# Start of PROVIDED DATA
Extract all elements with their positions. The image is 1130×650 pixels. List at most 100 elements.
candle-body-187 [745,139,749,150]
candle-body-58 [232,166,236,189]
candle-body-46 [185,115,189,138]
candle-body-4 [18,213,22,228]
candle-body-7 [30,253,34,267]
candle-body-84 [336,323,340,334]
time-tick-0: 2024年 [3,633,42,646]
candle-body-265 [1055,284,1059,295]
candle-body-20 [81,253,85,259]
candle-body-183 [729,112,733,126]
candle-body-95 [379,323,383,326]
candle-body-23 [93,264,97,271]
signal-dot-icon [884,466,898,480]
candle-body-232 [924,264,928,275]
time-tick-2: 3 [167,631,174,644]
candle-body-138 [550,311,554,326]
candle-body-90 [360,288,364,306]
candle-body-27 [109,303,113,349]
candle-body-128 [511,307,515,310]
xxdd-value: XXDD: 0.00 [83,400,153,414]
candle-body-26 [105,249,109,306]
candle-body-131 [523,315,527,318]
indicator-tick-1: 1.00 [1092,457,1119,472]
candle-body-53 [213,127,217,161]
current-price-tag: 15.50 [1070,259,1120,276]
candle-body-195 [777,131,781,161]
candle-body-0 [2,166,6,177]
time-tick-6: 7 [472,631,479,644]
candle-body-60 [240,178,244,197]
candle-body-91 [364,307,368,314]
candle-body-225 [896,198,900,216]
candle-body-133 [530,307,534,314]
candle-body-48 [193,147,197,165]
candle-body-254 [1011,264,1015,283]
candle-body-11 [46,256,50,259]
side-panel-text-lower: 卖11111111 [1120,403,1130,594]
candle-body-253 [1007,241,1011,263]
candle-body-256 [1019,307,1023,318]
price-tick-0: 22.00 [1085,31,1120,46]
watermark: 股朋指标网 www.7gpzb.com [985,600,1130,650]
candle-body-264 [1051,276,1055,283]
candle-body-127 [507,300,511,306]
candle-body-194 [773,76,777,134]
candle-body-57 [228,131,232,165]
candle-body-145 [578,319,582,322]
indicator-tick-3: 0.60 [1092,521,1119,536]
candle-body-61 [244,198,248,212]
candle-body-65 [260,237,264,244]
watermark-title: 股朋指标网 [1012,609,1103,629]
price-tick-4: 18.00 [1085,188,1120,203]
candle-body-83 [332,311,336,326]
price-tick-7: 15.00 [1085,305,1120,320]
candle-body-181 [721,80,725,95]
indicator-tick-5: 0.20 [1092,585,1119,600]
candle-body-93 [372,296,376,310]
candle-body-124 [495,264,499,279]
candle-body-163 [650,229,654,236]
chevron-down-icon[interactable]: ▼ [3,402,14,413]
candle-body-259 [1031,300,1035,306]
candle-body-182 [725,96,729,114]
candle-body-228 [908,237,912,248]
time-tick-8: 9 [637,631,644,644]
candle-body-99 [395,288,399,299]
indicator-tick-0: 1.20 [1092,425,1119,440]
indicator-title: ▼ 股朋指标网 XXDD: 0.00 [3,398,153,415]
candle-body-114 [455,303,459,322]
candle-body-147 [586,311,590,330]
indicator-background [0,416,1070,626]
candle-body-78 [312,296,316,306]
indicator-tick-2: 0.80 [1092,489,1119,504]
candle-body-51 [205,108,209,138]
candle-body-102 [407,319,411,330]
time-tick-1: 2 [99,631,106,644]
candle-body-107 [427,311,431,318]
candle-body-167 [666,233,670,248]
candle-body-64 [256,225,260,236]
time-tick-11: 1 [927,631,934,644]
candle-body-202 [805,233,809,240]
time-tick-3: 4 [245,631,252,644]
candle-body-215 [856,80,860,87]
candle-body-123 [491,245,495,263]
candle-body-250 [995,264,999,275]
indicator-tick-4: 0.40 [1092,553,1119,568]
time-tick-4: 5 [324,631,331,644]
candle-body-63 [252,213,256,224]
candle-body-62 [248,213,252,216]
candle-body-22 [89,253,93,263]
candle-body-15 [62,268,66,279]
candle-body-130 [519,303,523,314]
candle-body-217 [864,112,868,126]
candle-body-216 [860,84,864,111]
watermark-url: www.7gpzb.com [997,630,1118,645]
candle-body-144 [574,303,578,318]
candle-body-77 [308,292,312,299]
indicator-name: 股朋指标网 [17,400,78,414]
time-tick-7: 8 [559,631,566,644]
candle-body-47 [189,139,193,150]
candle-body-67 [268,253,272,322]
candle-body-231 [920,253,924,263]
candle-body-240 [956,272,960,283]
# End of PROVIDED DATA
WHAT YOU HAVE TO DO
Retype every line of the data above without changing anything.

WRITTEN ANSWER
Extract all elements with their positions. The image is 1130×650 pixels. List at most 100 elements.
candle-body-187 [745,139,749,150]
candle-body-58 [232,166,236,189]
candle-body-46 [185,115,189,138]
candle-body-4 [18,213,22,228]
candle-body-7 [30,253,34,267]
candle-body-84 [336,323,340,334]
time-tick-0: 2024年 [3,633,42,646]
candle-body-265 [1055,284,1059,295]
candle-body-20 [81,253,85,259]
candle-body-183 [729,112,733,126]
candle-body-95 [379,323,383,326]
candle-body-23 [93,264,97,271]
signal-dot-icon [884,466,898,480]
candle-body-232 [924,264,928,275]
time-tick-2: 3 [167,631,174,644]
candle-body-138 [550,311,554,326]
candle-body-90 [360,288,364,306]
candle-body-27 [109,303,113,349]
candle-body-128 [511,307,515,310]
xxdd-value: XXDD: 0.00 [83,400,153,414]
candle-body-26 [105,249,109,306]
candle-body-131 [523,315,527,318]
indicator-tick-1: 1.00 [1092,457,1119,472]
candle-body-53 [213,127,217,161]
current-price-tag: 15.50 [1070,259,1120,276]
candle-body-195 [777,131,781,161]
candle-body-0 [2,166,6,177]
time-tick-6: 7 [472,631,479,644]
candle-body-60 [240,178,244,197]
candle-body-91 [364,307,368,314]
candle-body-225 [896,198,900,216]
candle-body-133 [530,307,534,314]
candle-body-48 [193,147,197,165]
candle-body-254 [1011,264,1015,283]
candle-body-11 [46,256,50,259]
side-panel-text-lower: 卖11111111 [1120,403,1130,594]
candle-body-253 [1007,241,1011,263]
candle-body-256 [1019,307,1023,318]
price-tick-0: 22.00 [1085,31,1120,46]
watermark: 股朋指标网 www.7gpzb.com [985,600,1130,650]
candle-body-264 [1051,276,1055,283]
candle-body-127 [507,300,511,306]
candle-body-194 [773,76,777,134]
candle-body-57 [228,131,232,165]
candle-body-145 [578,319,582,322]
indicator-tick-3: 0.60 [1092,521,1119,536]
candle-body-61 [244,198,248,212]
candle-body-65 [260,237,264,244]
watermark-title: 股朋指标网 [1012,609,1103,629]
price-tick-4: 18.00 [1085,188,1120,203]
candle-body-83 [332,311,336,326]
price-tick-7: 15.00 [1085,305,1120,320]
candle-body-181 [721,80,725,95]
indicator-tick-5: 0.20 [1092,585,1119,600]
candle-body-93 [372,296,376,310]
candle-body-124 [495,264,499,279]
candle-body-163 [650,229,654,236]
chevron-down-icon[interactable]: ▼ [3,402,14,413]
candle-body-259 [1031,300,1035,306]
candle-body-182 [725,96,729,114]
candle-body-228 [908,237,912,248]
time-tick-8: 9 [637,631,644,644]
candle-body-99 [395,288,399,299]
indicator-tick-0: 1.20 [1092,425,1119,440]
indicator-title: ▼ 股朋指标网 XXDD: 0.00 [3,398,153,415]
candle-body-114 [455,303,459,322]
candle-body-147 [586,311,590,330]
indicator-background [0,416,1070,626]
candle-body-78 [312,296,316,306]
indicator-tick-2: 0.80 [1092,489,1119,504]
candle-body-51 [205,108,209,138]
candle-body-102 [407,319,411,330]
time-tick-1: 2 [99,631,106,644]
candle-body-107 [427,311,431,318]
candle-body-167 [666,233,670,248]
candle-body-64 [256,225,260,236]
time-tick-11: 1 [927,631,934,644]
candle-body-202 [805,233,809,240]
time-tick-3: 4 [245,631,252,644]
candle-body-215 [856,80,860,87]
candle-body-123 [491,245,495,263]
candle-body-250 [995,264,999,275]
indicator-tick-4: 0.40 [1092,553,1119,568]
time-tick-4: 5 [324,631,331,644]
candle-body-63 [252,213,256,224]
candle-body-62 [248,213,252,216]
candle-body-22 [89,253,93,263]
candle-body-15 [62,268,66,279]
candle-body-130 [519,303,523,314]
candle-body-217 [864,112,868,126]
candle-body-216 [860,84,864,111]
watermark-url: www.7gpzb.com [997,630,1118,645]
candle-body-144 [574,303,578,318]
candle-body-77 [308,292,312,299]
indicator-name: 股朋指标网 [17,400,78,414]
time-tick-7: 8 [559,631,566,644]
candle-body-47 [189,139,193,150]
candle-body-67 [268,253,272,322]
candle-body-231 [920,253,924,263]
candle-body-240 [956,272,960,283]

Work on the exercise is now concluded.